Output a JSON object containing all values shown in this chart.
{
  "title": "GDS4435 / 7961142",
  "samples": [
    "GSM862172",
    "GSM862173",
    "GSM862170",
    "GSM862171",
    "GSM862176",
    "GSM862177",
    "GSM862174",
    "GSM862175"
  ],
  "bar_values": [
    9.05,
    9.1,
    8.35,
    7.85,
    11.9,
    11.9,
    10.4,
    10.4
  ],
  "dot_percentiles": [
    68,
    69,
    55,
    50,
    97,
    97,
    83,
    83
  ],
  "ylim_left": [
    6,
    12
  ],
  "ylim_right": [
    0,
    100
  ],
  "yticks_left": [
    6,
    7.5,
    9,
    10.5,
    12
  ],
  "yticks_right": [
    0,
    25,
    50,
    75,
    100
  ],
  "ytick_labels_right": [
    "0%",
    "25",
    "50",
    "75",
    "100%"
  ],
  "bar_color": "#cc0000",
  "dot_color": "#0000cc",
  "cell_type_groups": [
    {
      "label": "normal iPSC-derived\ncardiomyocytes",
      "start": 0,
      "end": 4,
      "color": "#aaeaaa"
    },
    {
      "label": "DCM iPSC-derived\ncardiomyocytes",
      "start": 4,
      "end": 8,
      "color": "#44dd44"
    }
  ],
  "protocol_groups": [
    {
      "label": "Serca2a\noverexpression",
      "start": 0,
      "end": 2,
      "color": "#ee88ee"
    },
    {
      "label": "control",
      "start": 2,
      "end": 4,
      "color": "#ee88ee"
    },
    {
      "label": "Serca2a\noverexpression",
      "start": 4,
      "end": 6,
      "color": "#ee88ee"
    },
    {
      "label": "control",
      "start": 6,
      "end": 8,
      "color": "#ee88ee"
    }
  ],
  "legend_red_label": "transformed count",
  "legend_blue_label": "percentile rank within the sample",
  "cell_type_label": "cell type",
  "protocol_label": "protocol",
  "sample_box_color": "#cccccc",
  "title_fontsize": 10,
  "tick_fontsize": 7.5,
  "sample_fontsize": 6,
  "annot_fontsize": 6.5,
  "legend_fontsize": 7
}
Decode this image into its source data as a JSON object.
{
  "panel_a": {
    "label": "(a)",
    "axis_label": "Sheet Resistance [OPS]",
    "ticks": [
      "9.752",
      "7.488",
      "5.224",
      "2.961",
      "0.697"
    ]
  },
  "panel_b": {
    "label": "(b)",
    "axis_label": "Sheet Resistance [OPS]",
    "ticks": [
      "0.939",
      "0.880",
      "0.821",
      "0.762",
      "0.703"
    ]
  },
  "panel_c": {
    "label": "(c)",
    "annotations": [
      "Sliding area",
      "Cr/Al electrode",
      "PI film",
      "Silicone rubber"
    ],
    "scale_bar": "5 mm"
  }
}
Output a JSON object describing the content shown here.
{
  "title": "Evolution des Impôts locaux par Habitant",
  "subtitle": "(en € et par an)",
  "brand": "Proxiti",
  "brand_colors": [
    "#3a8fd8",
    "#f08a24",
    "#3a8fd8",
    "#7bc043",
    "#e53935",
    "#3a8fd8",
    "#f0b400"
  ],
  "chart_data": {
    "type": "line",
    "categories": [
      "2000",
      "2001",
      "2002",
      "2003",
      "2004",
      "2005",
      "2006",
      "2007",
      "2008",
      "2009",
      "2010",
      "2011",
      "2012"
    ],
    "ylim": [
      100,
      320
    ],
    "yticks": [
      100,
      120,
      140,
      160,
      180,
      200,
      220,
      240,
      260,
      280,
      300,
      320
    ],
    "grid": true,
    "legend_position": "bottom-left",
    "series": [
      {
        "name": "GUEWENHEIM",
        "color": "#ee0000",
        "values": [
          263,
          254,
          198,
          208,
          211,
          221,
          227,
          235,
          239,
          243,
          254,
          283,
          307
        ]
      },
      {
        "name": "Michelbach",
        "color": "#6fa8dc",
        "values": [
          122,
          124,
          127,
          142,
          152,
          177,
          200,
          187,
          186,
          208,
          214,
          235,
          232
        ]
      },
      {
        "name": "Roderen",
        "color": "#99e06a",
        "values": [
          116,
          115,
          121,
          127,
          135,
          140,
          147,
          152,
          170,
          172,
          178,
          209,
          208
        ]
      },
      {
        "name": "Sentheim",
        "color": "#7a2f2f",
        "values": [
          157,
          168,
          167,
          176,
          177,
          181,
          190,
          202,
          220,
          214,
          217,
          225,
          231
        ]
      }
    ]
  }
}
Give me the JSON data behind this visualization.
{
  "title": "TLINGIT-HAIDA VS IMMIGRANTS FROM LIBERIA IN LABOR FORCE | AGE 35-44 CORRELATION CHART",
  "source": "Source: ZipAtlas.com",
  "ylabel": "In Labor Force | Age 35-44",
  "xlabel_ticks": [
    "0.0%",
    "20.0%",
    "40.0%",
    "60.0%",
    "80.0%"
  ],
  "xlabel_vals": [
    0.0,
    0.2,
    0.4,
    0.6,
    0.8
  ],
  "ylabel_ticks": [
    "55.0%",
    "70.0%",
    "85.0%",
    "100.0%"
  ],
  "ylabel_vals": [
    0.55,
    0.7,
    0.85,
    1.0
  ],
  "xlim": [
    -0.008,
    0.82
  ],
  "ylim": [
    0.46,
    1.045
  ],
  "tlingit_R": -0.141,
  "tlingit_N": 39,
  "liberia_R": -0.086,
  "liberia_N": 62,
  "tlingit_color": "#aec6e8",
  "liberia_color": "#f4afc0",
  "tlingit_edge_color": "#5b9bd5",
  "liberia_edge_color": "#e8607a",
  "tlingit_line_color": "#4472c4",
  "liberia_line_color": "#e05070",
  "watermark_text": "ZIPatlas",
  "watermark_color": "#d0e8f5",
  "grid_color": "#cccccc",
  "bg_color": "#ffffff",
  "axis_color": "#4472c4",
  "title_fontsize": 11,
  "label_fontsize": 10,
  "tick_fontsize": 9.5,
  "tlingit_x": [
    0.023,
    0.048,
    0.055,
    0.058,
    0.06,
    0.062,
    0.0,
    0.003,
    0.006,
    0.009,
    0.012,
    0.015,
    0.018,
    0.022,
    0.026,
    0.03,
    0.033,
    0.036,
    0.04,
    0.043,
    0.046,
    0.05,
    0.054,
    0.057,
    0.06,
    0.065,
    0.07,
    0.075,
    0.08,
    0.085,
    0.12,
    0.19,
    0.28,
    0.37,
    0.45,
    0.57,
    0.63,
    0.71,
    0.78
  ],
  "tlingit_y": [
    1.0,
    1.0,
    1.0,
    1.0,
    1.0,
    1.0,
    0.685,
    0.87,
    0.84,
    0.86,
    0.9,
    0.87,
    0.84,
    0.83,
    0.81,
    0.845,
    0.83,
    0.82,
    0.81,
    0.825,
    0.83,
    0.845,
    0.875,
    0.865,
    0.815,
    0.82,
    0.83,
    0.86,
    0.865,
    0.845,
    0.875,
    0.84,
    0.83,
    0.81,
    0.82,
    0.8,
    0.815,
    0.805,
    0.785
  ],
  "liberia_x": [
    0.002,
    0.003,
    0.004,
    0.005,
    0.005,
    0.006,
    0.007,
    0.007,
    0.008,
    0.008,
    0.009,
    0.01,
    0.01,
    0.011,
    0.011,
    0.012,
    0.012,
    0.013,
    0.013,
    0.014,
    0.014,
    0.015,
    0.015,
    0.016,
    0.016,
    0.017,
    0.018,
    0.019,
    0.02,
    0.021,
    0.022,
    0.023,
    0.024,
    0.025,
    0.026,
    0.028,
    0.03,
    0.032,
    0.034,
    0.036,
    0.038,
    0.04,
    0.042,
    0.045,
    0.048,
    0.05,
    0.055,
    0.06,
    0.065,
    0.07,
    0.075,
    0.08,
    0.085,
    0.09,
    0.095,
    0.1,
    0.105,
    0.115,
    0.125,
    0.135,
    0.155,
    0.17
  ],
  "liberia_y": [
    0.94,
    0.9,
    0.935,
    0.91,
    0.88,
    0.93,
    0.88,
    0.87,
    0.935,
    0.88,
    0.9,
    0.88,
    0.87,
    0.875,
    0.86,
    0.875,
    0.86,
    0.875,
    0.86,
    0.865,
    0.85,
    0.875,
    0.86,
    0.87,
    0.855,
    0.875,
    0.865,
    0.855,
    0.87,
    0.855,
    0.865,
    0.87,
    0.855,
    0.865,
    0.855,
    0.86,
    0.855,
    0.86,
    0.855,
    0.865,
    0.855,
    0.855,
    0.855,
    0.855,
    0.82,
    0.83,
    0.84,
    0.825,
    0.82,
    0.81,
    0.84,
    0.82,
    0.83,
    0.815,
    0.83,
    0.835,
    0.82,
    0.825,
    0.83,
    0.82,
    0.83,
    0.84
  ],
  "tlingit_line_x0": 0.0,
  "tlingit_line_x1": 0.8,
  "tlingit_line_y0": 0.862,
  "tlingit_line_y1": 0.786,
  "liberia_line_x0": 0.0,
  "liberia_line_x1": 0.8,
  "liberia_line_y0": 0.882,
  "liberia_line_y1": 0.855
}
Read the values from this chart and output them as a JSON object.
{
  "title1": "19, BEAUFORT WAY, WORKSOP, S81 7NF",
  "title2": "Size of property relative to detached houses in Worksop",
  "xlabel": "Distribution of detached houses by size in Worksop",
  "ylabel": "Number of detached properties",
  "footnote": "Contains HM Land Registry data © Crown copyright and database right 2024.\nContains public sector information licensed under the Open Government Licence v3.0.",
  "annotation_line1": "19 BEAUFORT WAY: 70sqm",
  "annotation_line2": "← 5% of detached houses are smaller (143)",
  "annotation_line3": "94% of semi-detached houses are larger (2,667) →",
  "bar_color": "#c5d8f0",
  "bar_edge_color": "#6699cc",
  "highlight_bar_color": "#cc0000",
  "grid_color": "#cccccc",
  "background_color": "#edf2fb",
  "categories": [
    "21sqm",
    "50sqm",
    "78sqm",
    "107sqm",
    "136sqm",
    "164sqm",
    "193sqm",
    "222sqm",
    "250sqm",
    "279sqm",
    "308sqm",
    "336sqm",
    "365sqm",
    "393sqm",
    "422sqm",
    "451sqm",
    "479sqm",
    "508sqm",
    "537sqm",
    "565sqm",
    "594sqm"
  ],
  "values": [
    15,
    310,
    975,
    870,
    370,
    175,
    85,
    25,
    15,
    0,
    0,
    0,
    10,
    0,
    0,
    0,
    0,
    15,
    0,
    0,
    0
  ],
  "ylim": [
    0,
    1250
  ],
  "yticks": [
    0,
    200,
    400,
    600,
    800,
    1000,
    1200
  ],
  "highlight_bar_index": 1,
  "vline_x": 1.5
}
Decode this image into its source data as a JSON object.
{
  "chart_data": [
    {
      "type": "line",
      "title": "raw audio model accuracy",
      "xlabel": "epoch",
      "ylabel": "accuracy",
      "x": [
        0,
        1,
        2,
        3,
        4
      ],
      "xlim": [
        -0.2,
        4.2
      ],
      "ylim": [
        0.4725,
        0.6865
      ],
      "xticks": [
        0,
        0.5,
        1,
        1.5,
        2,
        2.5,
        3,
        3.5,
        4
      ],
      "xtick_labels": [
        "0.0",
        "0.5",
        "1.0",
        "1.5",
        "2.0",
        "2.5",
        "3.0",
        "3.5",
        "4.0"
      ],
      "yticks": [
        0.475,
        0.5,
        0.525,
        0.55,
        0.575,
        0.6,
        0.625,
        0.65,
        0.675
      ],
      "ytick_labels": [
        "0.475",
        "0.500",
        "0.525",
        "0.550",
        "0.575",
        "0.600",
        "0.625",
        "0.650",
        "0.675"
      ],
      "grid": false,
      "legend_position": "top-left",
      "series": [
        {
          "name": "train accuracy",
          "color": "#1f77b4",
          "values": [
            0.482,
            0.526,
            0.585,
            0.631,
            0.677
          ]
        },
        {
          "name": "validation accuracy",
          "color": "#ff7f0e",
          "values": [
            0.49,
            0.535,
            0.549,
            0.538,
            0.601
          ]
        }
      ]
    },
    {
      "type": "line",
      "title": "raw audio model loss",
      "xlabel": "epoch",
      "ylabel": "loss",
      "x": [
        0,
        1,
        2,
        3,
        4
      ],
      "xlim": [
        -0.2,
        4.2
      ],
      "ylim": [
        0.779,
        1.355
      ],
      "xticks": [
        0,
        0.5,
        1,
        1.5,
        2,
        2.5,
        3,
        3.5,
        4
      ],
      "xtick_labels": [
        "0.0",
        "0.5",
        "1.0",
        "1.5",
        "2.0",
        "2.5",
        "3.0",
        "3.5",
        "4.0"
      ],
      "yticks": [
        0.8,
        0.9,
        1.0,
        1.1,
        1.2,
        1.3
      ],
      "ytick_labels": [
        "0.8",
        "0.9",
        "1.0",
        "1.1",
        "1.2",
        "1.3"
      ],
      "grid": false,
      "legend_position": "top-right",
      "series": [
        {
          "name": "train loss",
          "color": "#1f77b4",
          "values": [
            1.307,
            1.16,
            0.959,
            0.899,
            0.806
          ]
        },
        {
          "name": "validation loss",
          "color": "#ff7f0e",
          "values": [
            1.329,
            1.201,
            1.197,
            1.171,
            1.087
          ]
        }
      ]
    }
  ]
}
◇ ◇ ◇ ◇
-- What the exercise asks --
Find every line in the records that has the string "BEAUFORT", then state how many there are and nothing else.

-- The reply --
2